Data items:
• • • •
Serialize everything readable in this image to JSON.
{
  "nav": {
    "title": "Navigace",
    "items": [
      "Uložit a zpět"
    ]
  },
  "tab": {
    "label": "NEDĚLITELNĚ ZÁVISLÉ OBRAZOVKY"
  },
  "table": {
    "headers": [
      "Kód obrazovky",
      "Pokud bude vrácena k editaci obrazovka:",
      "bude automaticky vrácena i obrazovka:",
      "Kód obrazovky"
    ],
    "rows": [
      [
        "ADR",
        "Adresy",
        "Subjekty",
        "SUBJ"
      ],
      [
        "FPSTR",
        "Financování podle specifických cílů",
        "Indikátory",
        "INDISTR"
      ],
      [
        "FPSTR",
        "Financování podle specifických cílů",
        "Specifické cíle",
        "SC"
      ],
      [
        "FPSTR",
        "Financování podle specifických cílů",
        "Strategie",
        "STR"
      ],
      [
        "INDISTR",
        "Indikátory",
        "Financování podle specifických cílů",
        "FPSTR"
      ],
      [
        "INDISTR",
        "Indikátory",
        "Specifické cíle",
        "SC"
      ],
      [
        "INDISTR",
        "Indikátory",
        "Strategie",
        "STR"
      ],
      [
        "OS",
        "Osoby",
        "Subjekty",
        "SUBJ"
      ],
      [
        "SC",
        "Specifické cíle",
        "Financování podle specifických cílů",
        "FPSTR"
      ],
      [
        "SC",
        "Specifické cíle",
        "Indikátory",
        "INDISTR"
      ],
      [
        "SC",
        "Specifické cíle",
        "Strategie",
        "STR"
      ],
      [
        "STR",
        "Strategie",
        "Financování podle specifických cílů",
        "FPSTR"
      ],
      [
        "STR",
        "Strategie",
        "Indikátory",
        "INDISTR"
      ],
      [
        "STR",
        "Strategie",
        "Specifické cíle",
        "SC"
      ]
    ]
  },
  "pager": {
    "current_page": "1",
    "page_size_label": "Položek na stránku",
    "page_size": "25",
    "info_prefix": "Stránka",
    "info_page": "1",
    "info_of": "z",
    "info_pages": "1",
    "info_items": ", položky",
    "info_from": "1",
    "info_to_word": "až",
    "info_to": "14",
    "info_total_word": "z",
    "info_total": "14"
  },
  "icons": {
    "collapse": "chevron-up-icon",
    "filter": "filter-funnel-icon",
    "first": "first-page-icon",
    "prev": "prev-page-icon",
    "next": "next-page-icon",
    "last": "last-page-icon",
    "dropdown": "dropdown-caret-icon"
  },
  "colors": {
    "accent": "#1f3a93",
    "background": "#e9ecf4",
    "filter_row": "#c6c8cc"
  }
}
• • • •
Pull out every line of the entries that includes the word "obrazovka".

Expected output:
      "Pokud bude vrácena k editaci obrazovka:",
      "bude automaticky vrácena i obrazovka:",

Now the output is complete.